[Stored entries]

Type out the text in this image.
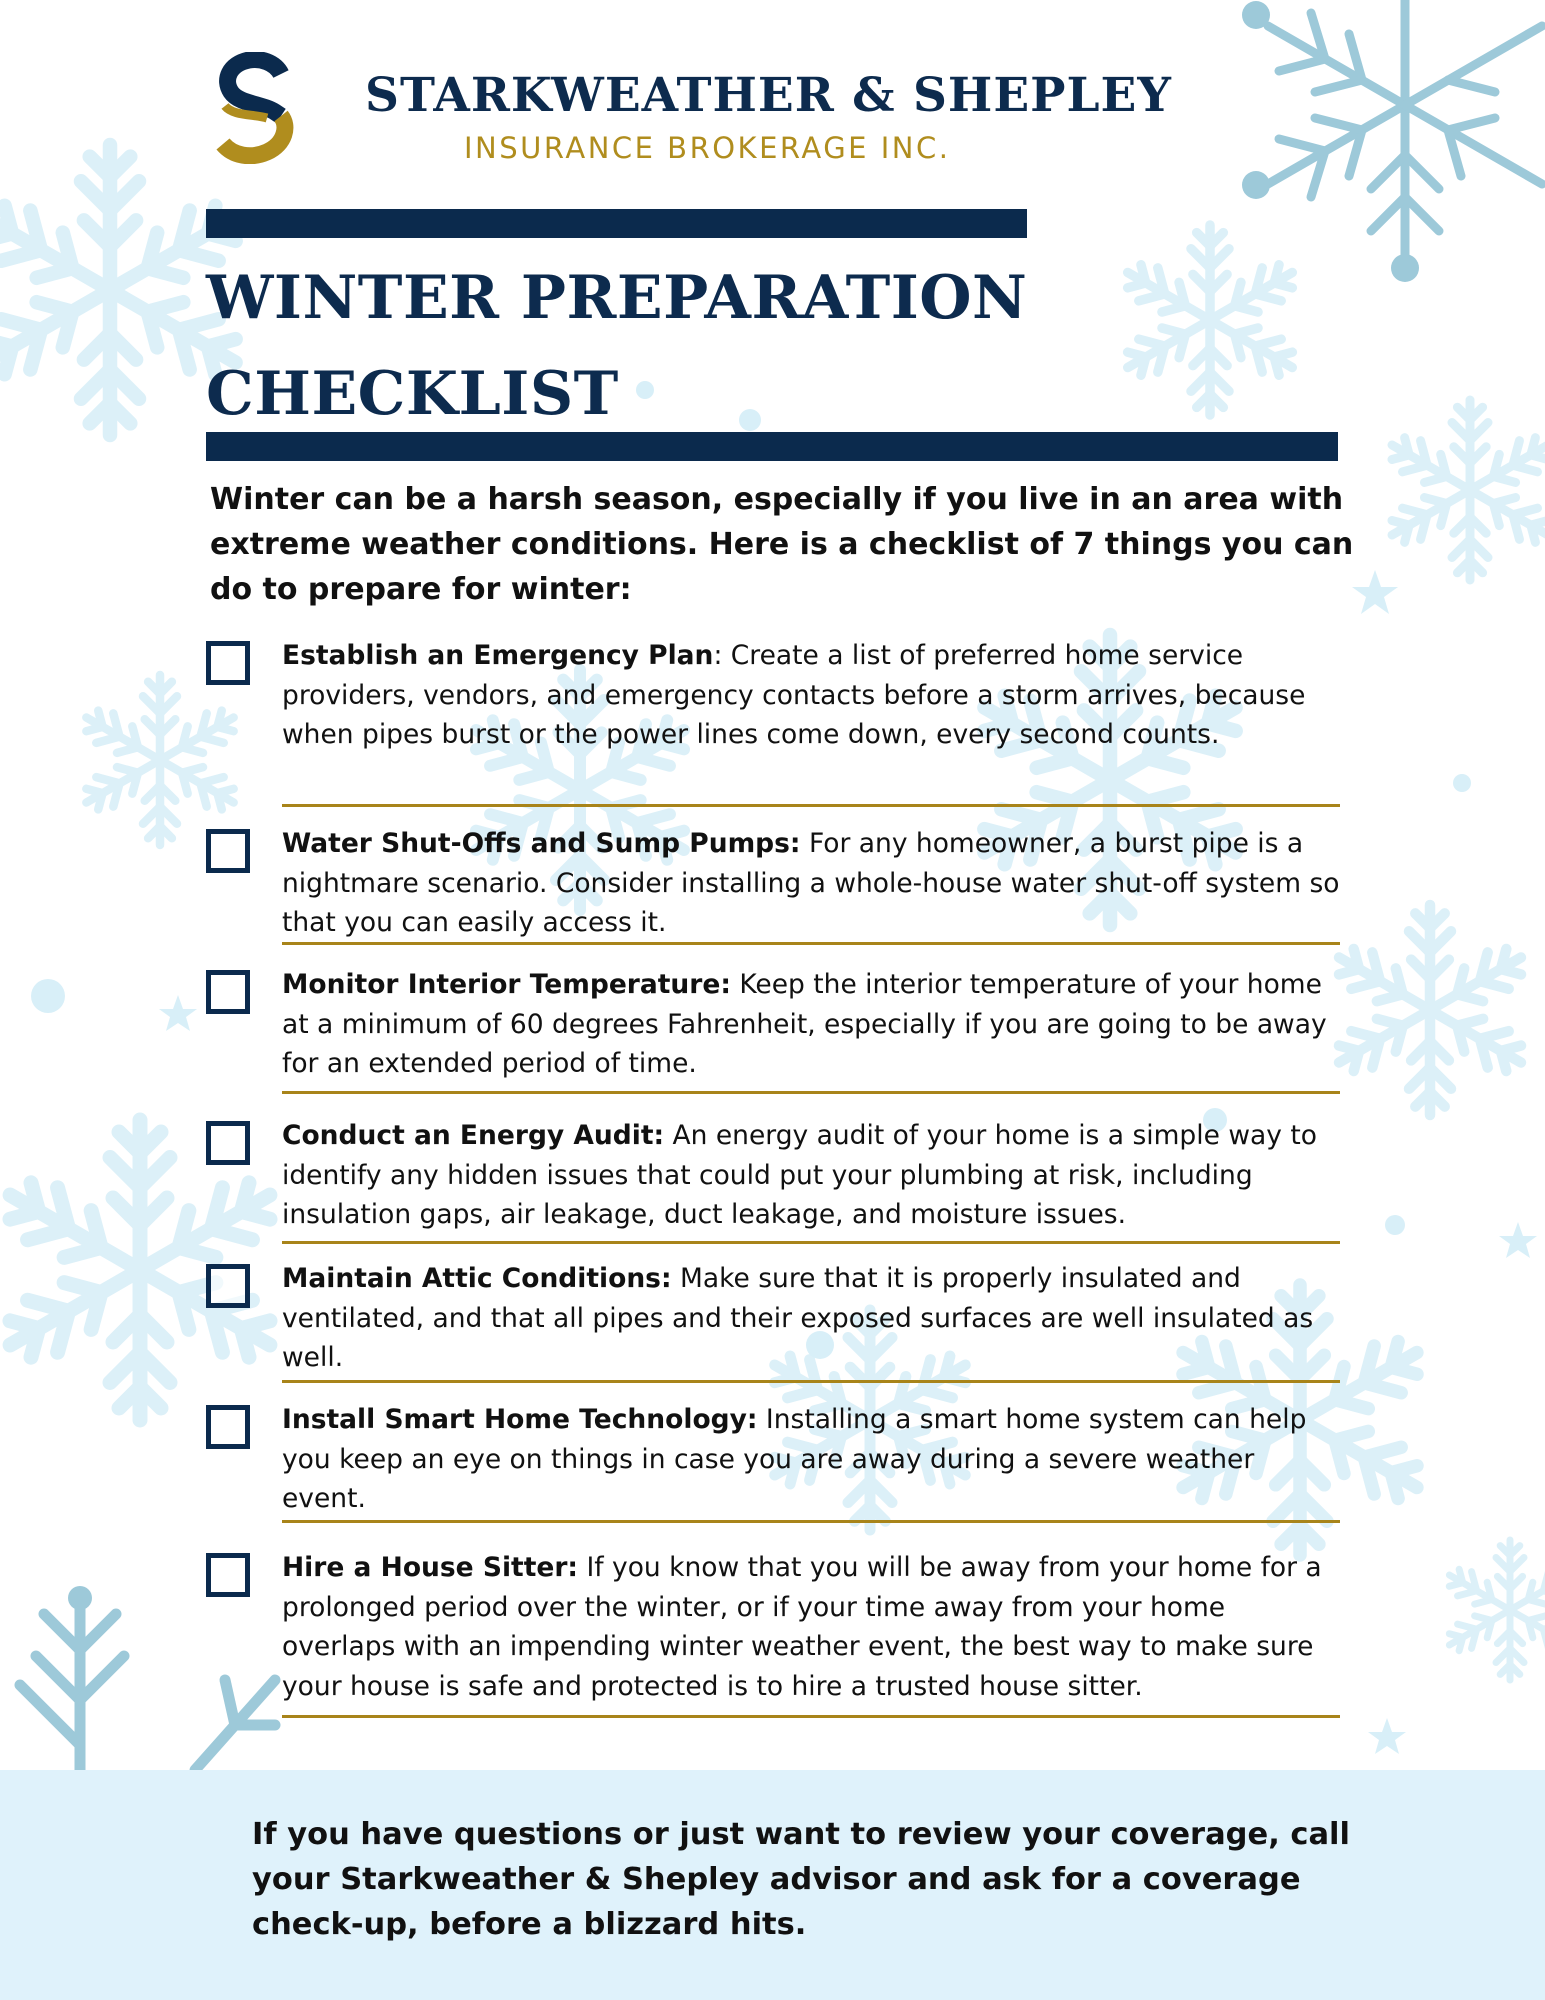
STARKWEATHER & SHEPLEY
INSURANCE BROKERAGE INC.
WINTER PREPARATION
CHECKLIST
Winter can be a harsh season, especially if you live in an area with extreme weather conditions. Here is a checklist of 7 things you can do to prepare for winter:
Establish an Emergency Plan: Create a list of preferred home service providers, vendors, and emergency contacts before a storm arrives, because when pipes burst or the power lines come down, every second counts.
Water Shut-Offs and Sump Pumps: For any homeowner, a burst pipe is a nightmare scenario. Consider installing a whole-house water shut-off system so that you can easily access it.
Monitor Interior Temperature: Keep the interior temperature of your home at a minimum of 60 degrees Fahrenheit, especially if you are going to be away for an extended period of time.
Conduct an Energy Audit: An energy audit of your home is a simple way to identify any hidden issues that could put your plumbing at risk, including insulation gaps, air leakage, duct leakage, and moisture issues.
Maintain Attic Conditions: Make sure that it is properly insulated and ventilated, and that all pipes and their exposed surfaces are well insulated as well.
Install Smart Home Technology: Installing a smart home system can help you keep an eye on things in case you are away during a severe weather event.
Hire a House Sitter: If you know that you will be away from your home for a prolonged period over the winter, or if your time away from your home overlaps with an impending winter weather event, the best way to make sure your house is safe and protected is to hire a trusted house sitter.
If you have questions or just want to review your coverage, call your Starkweather & Shepley advisor and ask for a coverage check-up, before a blizzard hits.
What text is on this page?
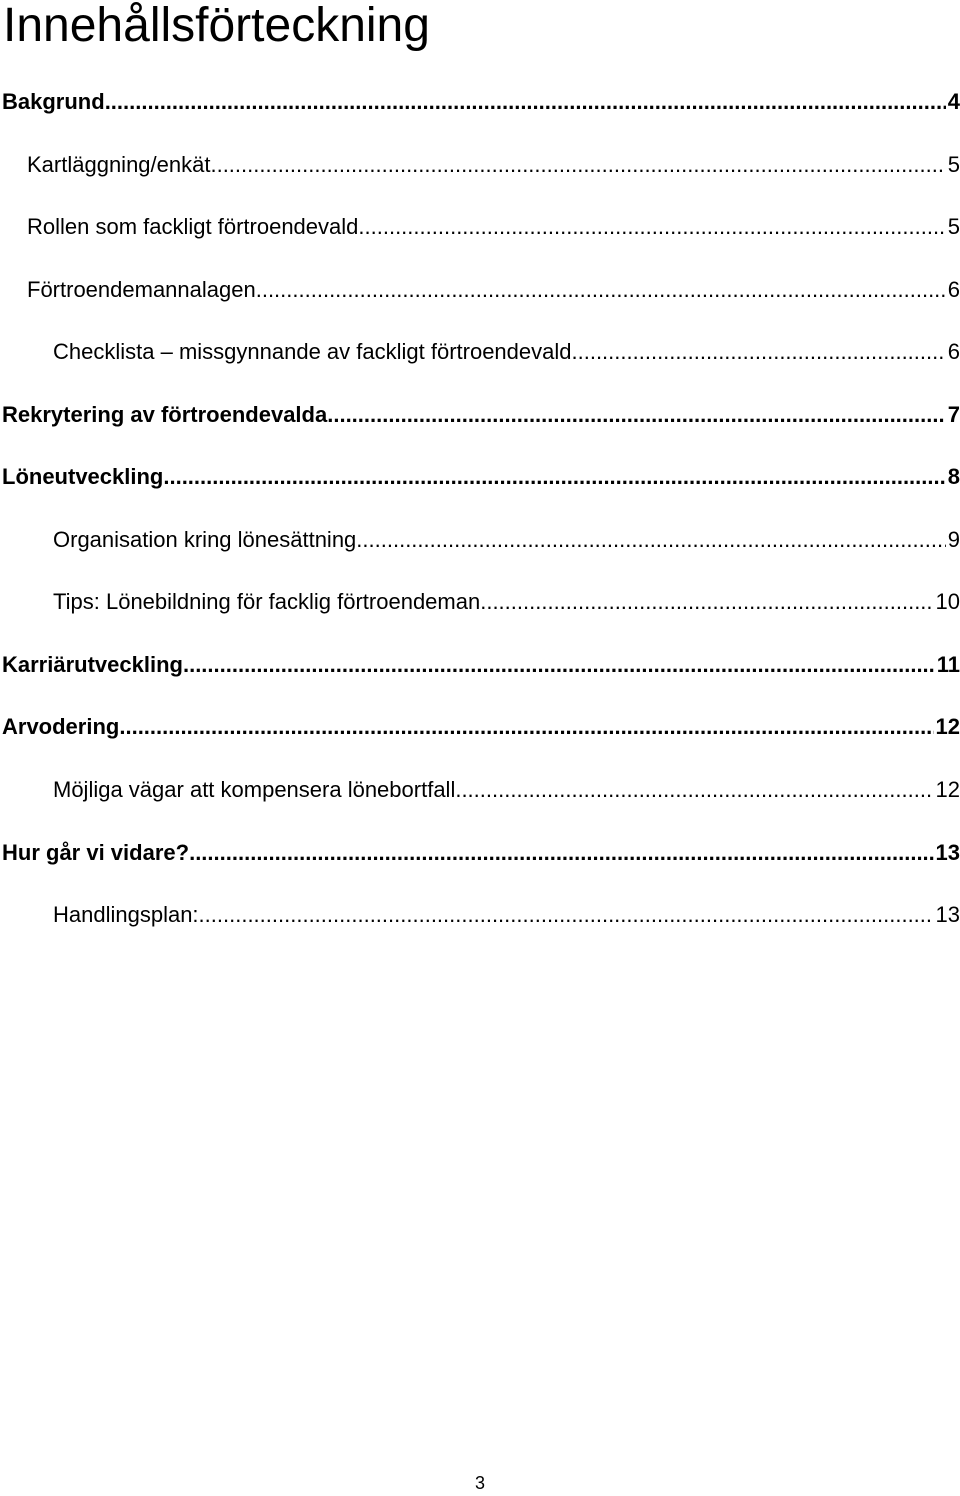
Innehållsförteckning
Bakgrund .....	4
Kartläggning/enkät .....	5
Rollen som fackligt förtroendevald .....	5
Förtroendemannalagen .....	6
Checklista – missgynnande av fackligt förtroendevald .....	6
Rekrytering av förtroendevalda .....	7
Löneutveckling .....	8
Organisation kring lönesättning .....	9
Tips: Lönebildning för facklig förtroendeman .....	10
Karriärutveckling .....	11
Arvodering .....	12
Möjliga vägar att kompensera lönebortfall .....	12
Hur går vi vidare? .....	13
Handlingsplan: .....	13
3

• What needs to be done
Show the lines from the data above that contain the string "sure".

• Answer to the problem
Maintain Attic Conditions: Make sure that it is properly insulated and ventilated, and that all pipes and their exposed surfaces are well insulated as well.
Hire a House Sitter: If you know that you will be away from your home for a prolonged period over the winter, or if your time away from your home overlaps with an impending winter weather event, the best way to make sure your house is safe and protected is to hire a trusted house sitter.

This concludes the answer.